WRITTEN TASK 1: Update the entries below, beginning with the first entry and stopping after the line that contains "data-cell: 1,281 bbox=[528, 213, 649, 235]". Replace every "collapse-icon" with "fold-icon" and change nothing else.

PROVIDED PASSAGE:
So they're trying justify calling a "state" a "collapse". That's a bad metaphor to start with, but then they try to use that metaphor to justify calling lots of other stuff "waves" that are unrelated to waves, and continue to shove that square peg thru a round hole. Hilarious.
Real wave functions collapse based on the measurement apparatus.
There isn't any interference phenomena. It's just bad.
It is what it is now, but when you see people like me grumbling about the name, this is basically why.
It's like all those "I built a monad library!" posts that in fact haven't even come close, they're missing half-a-dozen critical properties of monads, all they can do is "Maybe" or "Either", and then someone else sees that library and thinks that's what "monads" are and pass the confusion down even farther in the next generation of "monad" libraries. Words mean what people use them to mean in the end, but there are still some meanings sometimes worth at least trying to defend.
Sorry for another ignorant question. Does WFC have a corresponding algorithm name in constraint solving literature? The paper I mentioned partially reimplements it using answer set programming which seems to be closely related to SAT solving.
Perhaps another angle of frustration with the name is that people apply the Quantum WooWoo to the algorithm and go all "whooaaaa" when it fact it's basically the first thing you might think of when solving a constraint problem.
Which is not to say that is a bad thing. Putting the "simplest solution to this class of problems" into your toolbelt is a good thing. That's why a lot of schools cover things like A* search and linked lists; in the real world you often need some elaborations but there's also plenty of problems you can solve with them as-is and it's a good starting point. It's just the conceptual interference from the name that is a bit annoying.

SOURCE DATA:

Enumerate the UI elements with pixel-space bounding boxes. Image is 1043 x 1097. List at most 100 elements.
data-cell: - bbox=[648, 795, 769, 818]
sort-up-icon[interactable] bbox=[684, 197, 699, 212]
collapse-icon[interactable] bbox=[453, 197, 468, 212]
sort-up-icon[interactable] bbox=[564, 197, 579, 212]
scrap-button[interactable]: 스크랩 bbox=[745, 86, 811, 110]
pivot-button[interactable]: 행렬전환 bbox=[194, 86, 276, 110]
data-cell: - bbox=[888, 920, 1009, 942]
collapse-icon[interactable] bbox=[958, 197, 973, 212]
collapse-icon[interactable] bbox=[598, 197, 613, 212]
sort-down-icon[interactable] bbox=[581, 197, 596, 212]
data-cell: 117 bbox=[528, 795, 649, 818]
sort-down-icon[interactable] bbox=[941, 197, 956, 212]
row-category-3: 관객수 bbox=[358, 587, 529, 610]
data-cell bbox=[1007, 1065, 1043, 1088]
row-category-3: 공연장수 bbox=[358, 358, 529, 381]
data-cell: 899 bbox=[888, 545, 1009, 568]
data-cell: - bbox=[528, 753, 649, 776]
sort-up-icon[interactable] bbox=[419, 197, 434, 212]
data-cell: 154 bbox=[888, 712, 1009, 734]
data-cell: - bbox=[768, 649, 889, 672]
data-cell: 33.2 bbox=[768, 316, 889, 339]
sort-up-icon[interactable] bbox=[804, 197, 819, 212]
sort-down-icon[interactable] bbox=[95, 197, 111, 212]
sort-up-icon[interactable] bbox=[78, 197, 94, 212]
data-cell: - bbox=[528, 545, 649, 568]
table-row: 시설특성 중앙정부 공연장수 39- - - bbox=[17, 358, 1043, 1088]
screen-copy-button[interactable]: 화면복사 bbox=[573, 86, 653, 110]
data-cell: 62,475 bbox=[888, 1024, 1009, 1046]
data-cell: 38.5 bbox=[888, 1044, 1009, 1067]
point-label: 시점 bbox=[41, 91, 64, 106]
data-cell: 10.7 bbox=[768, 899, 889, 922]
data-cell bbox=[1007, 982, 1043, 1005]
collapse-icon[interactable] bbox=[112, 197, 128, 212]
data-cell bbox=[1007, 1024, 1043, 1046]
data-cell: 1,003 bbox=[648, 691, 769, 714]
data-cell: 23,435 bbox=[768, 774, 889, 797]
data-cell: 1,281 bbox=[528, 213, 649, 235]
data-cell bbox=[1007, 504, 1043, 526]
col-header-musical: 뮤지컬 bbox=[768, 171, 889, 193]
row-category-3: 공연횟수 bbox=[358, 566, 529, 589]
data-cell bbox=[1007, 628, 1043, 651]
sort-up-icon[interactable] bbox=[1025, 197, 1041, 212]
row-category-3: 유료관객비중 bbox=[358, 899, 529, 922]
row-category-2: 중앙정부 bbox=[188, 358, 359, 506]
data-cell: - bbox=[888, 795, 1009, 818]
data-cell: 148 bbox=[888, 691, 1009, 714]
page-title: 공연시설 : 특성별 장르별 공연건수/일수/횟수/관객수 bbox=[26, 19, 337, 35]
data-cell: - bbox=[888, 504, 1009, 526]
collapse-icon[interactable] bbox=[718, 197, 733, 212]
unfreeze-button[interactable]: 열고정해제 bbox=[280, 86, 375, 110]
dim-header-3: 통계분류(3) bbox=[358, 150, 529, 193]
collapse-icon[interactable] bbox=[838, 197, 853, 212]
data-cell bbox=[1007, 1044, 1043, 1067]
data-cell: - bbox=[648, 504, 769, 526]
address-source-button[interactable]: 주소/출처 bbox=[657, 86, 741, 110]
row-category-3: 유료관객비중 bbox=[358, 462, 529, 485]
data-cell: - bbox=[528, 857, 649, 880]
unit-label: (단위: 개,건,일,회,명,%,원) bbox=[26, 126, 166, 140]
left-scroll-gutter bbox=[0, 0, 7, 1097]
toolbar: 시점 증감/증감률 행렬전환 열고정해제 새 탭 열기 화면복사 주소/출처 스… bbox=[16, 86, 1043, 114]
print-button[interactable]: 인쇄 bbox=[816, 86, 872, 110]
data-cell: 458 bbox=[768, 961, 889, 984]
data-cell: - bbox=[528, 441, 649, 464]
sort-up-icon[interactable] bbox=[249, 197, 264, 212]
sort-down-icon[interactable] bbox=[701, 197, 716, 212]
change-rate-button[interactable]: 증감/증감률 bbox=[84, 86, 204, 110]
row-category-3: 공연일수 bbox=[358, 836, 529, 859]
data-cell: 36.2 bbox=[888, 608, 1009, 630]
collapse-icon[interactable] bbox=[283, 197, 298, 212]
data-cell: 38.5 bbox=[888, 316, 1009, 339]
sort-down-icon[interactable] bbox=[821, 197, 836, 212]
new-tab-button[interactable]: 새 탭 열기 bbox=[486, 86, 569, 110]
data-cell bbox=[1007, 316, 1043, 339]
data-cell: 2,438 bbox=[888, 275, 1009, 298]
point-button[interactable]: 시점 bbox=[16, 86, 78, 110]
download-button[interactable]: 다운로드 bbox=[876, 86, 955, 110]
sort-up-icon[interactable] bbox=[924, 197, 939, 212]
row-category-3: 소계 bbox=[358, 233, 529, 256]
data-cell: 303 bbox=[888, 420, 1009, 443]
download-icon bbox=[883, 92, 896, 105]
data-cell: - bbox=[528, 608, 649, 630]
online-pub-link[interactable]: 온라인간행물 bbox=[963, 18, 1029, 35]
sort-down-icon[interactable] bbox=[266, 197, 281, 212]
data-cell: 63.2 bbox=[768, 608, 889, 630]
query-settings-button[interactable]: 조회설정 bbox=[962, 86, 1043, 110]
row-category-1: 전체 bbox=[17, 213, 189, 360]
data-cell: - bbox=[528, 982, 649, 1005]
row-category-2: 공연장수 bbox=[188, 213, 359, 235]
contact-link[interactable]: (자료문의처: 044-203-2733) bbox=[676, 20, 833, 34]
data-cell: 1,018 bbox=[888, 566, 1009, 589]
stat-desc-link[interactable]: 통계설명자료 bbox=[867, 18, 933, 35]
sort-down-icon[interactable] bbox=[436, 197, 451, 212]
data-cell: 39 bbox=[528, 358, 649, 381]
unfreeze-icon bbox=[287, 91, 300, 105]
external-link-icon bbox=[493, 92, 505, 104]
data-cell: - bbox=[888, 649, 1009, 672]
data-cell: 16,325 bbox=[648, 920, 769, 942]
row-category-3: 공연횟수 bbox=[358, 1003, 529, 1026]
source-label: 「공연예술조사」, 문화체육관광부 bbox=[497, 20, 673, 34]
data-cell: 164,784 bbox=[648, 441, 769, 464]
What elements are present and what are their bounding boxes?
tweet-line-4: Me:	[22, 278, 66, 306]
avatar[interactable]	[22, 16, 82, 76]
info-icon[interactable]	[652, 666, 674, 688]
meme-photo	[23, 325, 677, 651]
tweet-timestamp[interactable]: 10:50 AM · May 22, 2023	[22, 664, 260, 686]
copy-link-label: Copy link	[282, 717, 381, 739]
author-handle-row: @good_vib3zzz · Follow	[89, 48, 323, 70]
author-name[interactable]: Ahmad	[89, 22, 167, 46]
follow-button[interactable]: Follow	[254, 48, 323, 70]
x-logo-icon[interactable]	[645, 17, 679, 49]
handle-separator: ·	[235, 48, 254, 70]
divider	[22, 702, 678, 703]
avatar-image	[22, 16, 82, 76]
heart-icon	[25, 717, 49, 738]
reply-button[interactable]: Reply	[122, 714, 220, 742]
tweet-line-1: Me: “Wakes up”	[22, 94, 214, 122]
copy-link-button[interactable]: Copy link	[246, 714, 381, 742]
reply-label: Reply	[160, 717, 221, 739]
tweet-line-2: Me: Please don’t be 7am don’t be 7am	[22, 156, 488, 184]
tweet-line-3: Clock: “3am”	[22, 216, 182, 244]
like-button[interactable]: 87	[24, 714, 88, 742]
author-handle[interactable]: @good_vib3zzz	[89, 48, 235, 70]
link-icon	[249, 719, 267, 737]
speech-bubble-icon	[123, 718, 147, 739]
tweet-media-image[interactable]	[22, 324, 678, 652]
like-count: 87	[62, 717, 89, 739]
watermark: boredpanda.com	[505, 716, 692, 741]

WRITTEN TASK 2: According to the provided passage, what technique does the mentioned paper use to partially reimplement WFC?

RESPONSE 1:
Enumerate the UI elements with pixel-space bounding boxes. Image is 1043 x 1097. List at most 100 elements.
data-cell: - bbox=[648, 795, 769, 818]
sort-up-icon[interactable] bbox=[684, 197, 699, 212]
fold-icon[interactable] bbox=[453, 197, 468, 212]
sort-up-icon[interactable] bbox=[564, 197, 579, 212]
scrap-button[interactable]: 스크랩 bbox=[745, 86, 811, 110]
pivot-button[interactable]: 행렬전환 bbox=[194, 86, 276, 110]
data-cell: - bbox=[888, 920, 1009, 942]
fold-icon[interactable] bbox=[958, 197, 973, 212]
fold-icon[interactable] bbox=[598, 197, 613, 212]
sort-down-icon[interactable] bbox=[581, 197, 596, 212]
data-cell: 117 bbox=[528, 795, 649, 818]
sort-down-icon[interactable] bbox=[941, 197, 956, 212]
row-category-3: 관객수 bbox=[358, 587, 529, 610]
data-cell bbox=[1007, 1065, 1043, 1088]
row-category-3: 공연장수 bbox=[358, 358, 529, 381]
data-cell: 899 bbox=[888, 545, 1009, 568]
data-cell: - bbox=[528, 753, 649, 776]
sort-up-icon[interactable] bbox=[419, 197, 434, 212]
data-cell: 154 bbox=[888, 712, 1009, 734]
data-cell: - bbox=[768, 649, 889, 672]
data-cell: 33.2 bbox=[768, 316, 889, 339]
sort-up-icon[interactable] bbox=[804, 197, 819, 212]
sort-down-icon[interactable] bbox=[95, 197, 111, 212]
sort-up-icon[interactable] bbox=[78, 197, 94, 212]
data-cell: - bbox=[528, 545, 649, 568]
table-row: 시설특성 중앙정부 공연장수 39- - - bbox=[17, 358, 1043, 1088]
screen-copy-button[interactable]: 화면복사 bbox=[573, 86, 653, 110]
data-cell: 62,475 bbox=[888, 1024, 1009, 1046]
data-cell: 38.5 bbox=[888, 1044, 1009, 1067]
point-label: 시점 bbox=[41, 91, 64, 106]
data-cell: 10.7 bbox=[768, 899, 889, 922]
data-cell bbox=[1007, 982, 1043, 1005]
fold-icon[interactable] bbox=[112, 197, 128, 212]
data-cell bbox=[1007, 1024, 1043, 1046]
data-cell: 1,003 bbox=[648, 691, 769, 714]
data-cell: 23,435 bbox=[768, 774, 889, 797]
data-cell: 1,281 bbox=[528, 213, 649, 235]

RESPONSE 2: Answer set programming.